* **WHAT THE TASK ASKS**
Collect every line below that contains the word "MODIFIER".

* **DATA FOR THIS EXERCISE**
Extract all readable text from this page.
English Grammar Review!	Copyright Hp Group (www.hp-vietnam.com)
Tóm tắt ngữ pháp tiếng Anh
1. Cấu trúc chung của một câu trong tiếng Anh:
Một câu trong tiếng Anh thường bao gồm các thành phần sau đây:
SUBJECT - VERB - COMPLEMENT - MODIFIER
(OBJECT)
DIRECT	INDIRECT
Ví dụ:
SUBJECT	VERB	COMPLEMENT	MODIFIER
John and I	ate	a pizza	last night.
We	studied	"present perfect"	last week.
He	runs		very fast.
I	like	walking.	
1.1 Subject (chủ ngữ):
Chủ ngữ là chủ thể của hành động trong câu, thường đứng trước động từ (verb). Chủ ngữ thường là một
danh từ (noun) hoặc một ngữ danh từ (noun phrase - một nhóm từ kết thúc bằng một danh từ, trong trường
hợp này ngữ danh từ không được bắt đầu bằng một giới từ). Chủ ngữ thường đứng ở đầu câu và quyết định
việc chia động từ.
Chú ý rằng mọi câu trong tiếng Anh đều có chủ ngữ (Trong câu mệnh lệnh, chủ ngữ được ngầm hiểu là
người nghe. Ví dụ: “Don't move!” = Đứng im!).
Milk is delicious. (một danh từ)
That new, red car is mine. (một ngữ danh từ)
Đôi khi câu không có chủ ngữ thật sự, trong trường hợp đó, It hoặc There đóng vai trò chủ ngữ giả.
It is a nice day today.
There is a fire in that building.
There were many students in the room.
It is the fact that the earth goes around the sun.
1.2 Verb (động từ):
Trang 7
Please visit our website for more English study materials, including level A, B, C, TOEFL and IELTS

* **EXPECTED ANSWER**
SUBJECT - VERB - COMPLEMENT - MODIFIER
SUBJECT	VERB	COMPLEMENT	MODIFIER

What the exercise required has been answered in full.